■ Directive A:
Answer these questions using the passage on Panic! At The Disco.
(i) Who signed the band?
(ii) Which bassist replaced Wilson shortly after the album was completed?
(iii) What was the only song from the Fever era remaining in the set list?

■ Page text:
^^^^^^^^

Despite having never had any live experience or time in a studio prior to the recording of Fever You Can’t Sweat Out, the album shows massive hints at their greatness. Wentz clearly saw this when he signed them, understanding that it would take some time to emerge, but there was greatness rising to the surface. There is an immaturity that can be heard on the album, even amongst its complexity - riffs could be better, Urie’s voice could be even stronger - yet it’s the same album that made me look at the possibilities of what you could with live music and made me want to pick up a microphone as a teenager. There is a grasp that Fever still has to this day on its listeners.

Bands should grow and evolve, and Panic! At The Disco continued to release new music despite a waning lineup that eventually lost Ross and bassist Jon Walker (who replaced Wilson shortly after the album was completed). Urie and drummer Spencer Smith continued as a duo before Smith’s departure two albums later. Urie carried the flag and brought the full Vegas showman flair to the stage in arenas the world over, with songs from albums that were excellent, but were as far away from the songs that were written in a Maryland studio back in 2005. Glimpses of that time period would emerge now and then (take for example, “Crazy=Genius” on Death of a Bachelor), but Panic! would always find themselves tied back to Fever. In a way, it was a bit of a curse that Fever was so good. Even when Urie made exemplary albums like Bachelor or Pray For The Wicked, the comparisons to that debut would always come, even though the only song from that era remaining in the set list was “I Write Sins Not Tragedies”.

^^^^^^^^

■ Directive B:
Reproduce word for word the lines of the records from the first line up to and including the line with "empty-row <box>1 492 1433 516</box>".

Extracted records

^^^^^^^^

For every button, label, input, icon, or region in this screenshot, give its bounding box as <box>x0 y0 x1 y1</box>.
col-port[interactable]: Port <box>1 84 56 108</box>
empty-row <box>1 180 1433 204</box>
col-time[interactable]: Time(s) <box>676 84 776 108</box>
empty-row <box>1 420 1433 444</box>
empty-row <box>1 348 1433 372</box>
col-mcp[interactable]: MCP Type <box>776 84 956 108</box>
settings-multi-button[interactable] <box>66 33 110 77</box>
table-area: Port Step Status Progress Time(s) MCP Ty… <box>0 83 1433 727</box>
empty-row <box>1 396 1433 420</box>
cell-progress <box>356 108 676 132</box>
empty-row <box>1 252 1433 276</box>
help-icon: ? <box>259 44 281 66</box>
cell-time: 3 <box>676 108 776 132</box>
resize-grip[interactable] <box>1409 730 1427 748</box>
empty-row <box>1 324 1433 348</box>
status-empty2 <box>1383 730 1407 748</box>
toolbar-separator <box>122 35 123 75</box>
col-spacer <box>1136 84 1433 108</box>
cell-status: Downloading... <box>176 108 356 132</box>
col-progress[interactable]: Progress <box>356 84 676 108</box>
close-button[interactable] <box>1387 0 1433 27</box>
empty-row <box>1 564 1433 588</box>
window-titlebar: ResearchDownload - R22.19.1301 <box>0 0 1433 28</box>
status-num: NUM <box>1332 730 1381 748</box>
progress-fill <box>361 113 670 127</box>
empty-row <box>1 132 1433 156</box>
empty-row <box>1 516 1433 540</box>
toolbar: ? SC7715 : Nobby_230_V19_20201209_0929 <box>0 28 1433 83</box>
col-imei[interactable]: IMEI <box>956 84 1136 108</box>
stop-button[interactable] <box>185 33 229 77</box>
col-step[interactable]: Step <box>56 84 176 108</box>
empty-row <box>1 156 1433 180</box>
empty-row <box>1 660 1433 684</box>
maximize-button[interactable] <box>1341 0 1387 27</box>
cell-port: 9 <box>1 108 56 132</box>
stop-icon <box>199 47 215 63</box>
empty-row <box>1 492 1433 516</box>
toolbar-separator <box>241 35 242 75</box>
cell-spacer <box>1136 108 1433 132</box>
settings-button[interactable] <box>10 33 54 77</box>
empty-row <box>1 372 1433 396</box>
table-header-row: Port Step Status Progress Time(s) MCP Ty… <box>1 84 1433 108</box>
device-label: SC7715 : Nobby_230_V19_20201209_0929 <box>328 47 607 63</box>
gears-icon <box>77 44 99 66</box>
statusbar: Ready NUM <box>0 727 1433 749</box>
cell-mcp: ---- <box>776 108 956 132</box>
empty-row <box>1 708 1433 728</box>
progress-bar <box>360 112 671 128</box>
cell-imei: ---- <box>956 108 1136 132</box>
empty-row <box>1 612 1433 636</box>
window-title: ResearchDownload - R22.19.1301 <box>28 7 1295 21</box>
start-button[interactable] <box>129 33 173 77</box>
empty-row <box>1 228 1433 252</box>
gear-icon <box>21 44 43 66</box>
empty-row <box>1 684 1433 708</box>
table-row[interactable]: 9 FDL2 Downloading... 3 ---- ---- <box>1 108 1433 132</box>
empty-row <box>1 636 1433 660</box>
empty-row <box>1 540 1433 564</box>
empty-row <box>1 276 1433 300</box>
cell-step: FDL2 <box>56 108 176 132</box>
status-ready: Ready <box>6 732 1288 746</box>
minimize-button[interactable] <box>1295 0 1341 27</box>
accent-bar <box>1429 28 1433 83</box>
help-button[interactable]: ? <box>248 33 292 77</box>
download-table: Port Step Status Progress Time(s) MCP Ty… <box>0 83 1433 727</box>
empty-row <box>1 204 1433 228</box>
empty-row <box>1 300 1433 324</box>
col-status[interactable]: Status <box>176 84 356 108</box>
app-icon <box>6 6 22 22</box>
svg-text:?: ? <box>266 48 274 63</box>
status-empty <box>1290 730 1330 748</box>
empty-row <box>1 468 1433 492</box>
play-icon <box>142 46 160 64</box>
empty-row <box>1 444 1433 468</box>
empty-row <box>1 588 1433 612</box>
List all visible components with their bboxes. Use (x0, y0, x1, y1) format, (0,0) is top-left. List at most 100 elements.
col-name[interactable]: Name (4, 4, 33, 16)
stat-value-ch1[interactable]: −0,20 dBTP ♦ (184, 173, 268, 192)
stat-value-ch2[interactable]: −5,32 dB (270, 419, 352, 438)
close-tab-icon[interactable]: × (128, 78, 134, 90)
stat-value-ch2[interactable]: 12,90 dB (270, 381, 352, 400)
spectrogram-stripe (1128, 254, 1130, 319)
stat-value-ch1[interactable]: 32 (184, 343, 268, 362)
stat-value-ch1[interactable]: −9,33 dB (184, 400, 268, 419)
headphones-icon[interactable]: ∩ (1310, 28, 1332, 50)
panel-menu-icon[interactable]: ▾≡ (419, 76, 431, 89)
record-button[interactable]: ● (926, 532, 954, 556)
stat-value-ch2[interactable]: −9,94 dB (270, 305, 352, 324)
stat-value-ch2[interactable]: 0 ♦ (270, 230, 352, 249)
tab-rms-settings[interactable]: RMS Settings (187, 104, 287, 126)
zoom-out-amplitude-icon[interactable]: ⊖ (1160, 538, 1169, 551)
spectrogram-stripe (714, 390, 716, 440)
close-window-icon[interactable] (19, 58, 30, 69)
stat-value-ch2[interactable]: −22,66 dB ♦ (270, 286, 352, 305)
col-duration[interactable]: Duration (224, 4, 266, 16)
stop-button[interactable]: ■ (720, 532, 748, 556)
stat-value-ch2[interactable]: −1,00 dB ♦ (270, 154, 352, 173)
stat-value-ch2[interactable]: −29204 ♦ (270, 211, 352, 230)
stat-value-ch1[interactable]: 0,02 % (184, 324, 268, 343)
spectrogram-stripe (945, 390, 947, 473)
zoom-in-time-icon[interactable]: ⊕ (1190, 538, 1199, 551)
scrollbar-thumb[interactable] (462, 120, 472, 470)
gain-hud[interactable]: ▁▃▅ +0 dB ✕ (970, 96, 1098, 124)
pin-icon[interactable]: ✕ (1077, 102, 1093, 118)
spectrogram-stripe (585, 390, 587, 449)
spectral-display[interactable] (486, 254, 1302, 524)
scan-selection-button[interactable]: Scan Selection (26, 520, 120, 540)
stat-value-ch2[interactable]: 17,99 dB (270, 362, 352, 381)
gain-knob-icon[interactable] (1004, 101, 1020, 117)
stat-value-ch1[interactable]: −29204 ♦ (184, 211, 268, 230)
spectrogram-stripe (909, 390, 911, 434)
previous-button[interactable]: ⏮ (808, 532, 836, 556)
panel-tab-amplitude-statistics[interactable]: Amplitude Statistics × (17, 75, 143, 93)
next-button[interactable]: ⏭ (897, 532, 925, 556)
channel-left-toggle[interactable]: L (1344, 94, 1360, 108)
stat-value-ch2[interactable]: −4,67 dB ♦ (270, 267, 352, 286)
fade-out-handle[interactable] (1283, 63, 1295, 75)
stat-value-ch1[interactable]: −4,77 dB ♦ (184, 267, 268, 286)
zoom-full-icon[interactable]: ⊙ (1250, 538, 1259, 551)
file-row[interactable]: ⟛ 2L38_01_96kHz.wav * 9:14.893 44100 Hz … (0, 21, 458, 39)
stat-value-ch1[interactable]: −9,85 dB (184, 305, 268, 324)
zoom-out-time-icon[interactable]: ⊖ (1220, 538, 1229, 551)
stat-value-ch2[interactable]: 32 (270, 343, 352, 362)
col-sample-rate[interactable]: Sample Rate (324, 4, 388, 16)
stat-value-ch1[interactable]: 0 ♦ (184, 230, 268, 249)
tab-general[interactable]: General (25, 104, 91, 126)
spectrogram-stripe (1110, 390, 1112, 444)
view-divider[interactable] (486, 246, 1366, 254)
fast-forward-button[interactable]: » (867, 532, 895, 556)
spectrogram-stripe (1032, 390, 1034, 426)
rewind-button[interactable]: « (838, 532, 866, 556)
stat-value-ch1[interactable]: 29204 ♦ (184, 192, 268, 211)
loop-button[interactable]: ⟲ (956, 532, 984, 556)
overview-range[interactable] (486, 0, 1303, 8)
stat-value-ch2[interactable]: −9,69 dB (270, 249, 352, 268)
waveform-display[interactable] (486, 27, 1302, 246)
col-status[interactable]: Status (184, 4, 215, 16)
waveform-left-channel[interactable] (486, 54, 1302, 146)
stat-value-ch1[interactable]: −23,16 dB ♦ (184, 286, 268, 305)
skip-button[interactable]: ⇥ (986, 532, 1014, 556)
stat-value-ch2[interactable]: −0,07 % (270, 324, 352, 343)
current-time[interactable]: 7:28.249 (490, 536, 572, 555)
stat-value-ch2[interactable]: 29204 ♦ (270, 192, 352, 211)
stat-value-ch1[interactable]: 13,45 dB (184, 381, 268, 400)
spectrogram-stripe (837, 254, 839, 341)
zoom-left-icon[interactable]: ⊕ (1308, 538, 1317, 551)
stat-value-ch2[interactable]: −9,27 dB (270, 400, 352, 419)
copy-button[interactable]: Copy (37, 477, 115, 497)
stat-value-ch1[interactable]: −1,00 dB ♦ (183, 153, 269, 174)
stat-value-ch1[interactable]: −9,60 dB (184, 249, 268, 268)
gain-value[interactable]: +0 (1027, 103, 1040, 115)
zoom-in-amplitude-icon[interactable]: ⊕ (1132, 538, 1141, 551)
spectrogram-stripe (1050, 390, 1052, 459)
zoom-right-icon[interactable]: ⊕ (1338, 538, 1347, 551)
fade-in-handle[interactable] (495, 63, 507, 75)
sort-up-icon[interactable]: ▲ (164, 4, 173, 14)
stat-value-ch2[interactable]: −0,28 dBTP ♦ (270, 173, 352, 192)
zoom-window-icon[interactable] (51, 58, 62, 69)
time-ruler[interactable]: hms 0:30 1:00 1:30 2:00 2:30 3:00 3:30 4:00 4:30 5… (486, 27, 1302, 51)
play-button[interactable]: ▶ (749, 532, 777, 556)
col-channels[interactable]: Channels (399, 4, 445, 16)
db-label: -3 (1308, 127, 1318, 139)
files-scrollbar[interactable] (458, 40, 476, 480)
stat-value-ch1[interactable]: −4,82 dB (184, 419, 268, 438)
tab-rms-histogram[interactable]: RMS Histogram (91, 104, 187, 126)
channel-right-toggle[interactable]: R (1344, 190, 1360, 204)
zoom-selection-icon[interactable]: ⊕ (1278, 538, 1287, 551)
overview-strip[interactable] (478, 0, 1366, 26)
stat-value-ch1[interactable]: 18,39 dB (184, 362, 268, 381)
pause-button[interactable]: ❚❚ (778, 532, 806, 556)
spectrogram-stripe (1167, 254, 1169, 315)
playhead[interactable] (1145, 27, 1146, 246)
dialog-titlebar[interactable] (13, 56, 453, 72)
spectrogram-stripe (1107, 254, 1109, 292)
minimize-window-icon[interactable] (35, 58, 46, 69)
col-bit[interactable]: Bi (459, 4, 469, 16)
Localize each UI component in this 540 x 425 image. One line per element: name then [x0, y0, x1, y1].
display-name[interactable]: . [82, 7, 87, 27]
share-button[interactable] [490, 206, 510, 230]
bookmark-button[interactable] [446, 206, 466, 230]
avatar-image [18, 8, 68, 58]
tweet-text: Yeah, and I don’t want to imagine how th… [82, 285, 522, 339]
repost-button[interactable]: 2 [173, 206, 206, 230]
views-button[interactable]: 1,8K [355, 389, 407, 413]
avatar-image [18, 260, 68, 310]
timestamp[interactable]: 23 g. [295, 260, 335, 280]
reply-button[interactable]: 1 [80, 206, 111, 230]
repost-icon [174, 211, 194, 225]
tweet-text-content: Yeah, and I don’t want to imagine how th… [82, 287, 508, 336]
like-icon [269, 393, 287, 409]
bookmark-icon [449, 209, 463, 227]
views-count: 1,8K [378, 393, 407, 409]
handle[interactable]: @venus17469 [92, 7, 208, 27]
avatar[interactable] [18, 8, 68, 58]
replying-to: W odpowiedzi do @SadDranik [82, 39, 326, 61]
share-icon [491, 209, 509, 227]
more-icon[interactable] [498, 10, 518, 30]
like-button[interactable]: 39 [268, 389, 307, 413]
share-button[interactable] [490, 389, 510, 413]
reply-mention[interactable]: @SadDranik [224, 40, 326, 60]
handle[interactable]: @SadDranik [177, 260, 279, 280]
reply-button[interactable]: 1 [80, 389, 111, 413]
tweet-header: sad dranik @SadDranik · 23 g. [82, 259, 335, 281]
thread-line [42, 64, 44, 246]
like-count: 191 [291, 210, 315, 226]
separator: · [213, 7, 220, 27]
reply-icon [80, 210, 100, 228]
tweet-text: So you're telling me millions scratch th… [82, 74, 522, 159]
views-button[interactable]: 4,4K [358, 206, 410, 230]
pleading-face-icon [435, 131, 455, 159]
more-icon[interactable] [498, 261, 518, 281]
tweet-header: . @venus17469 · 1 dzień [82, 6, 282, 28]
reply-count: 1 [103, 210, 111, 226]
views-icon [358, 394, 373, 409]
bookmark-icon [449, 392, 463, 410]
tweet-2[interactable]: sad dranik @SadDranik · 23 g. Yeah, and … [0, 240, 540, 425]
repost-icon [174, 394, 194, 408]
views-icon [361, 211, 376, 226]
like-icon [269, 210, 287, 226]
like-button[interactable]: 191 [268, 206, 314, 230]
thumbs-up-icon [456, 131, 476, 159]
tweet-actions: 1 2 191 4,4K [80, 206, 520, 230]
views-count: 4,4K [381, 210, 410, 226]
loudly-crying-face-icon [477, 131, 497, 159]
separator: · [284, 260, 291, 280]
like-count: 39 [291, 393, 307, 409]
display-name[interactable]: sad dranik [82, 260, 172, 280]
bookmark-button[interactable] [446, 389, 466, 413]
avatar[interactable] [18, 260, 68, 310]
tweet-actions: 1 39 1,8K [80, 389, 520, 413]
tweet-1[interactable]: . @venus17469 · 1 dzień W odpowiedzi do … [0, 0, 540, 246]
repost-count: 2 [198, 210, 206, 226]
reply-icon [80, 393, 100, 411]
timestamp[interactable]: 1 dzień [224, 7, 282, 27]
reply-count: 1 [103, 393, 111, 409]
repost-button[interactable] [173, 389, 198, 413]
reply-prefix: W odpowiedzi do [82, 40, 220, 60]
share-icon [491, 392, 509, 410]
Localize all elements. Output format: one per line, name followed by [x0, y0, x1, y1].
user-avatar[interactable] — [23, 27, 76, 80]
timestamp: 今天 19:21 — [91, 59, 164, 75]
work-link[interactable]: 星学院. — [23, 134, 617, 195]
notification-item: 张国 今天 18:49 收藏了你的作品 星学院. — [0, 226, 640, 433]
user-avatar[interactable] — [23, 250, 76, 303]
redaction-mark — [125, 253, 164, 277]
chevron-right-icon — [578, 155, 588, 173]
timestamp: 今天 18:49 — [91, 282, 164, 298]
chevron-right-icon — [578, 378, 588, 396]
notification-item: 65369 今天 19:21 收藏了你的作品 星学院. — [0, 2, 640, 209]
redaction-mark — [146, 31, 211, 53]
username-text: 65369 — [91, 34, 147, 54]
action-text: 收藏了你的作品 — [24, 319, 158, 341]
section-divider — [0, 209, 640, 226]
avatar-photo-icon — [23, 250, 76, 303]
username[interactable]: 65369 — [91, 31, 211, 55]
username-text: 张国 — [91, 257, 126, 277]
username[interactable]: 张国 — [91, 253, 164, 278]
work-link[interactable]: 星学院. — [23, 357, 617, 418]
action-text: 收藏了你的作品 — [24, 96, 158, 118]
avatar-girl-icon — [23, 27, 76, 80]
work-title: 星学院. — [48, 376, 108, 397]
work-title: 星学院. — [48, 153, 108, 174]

^^^^^^^^

■ Solution A:
(i) Wentz
(ii) Jon Walker
(iii) "I Write Sins Not Tragedies"

■ Solution B:
For every button, label, input, icon, or region in this screenshot, give its bounding box as <box>x0 y0 x1 y1</box>.
col-port[interactable]: Port <box>1 84 56 108</box>
empty-row <box>1 180 1433 204</box>
col-time[interactable]: Time(s) <box>676 84 776 108</box>
empty-row <box>1 420 1433 444</box>
empty-row <box>1 348 1433 372</box>
col-mcp[interactable]: MCP Type <box>776 84 956 108</box>
settings-multi-button[interactable] <box>66 33 110 77</box>
table-area: Port Step Status Progress Time(s) MCP Ty… <box>0 83 1433 727</box>
empty-row <box>1 396 1433 420</box>
cell-progress <box>356 108 676 132</box>
empty-row <box>1 252 1433 276</box>
help-icon: ? <box>259 44 281 66</box>
cell-time: 3 <box>676 108 776 132</box>
resize-grip[interactable] <box>1409 730 1427 748</box>
empty-row <box>1 324 1433 348</box>
status-empty2 <box>1383 730 1407 748</box>
toolbar-separator <box>122 35 123 75</box>
col-spacer <box>1136 84 1433 108</box>
cell-status: Downloading... <box>176 108 356 132</box>
col-progress[interactable]: Progress <box>356 84 676 108</box>
close-button[interactable] <box>1387 0 1433 27</box>
empty-row <box>1 564 1433 588</box>
window-titlebar: ResearchDownload - R22.19.1301 <box>0 0 1433 28</box>
status-num: NUM <box>1332 730 1381 748</box>
progress-fill <box>361 113 670 127</box>
empty-row <box>1 132 1433 156</box>
empty-row <box>1 516 1433 540</box>
toolbar: ? SC7715 : Nobby_230_V19_20201209_0929 <box>0 28 1433 83</box>
col-imei[interactable]: IMEI <box>956 84 1136 108</box>
stop-button[interactable] <box>185 33 229 77</box>
col-step[interactable]: Step <box>56 84 176 108</box>
empty-row <box>1 156 1433 180</box>
empty-row <box>1 660 1433 684</box>
maximize-button[interactable] <box>1341 0 1387 27</box>
cell-port: 9 <box>1 108 56 132</box>
stop-icon <box>199 47 215 63</box>
empty-row <box>1 492 1433 516</box>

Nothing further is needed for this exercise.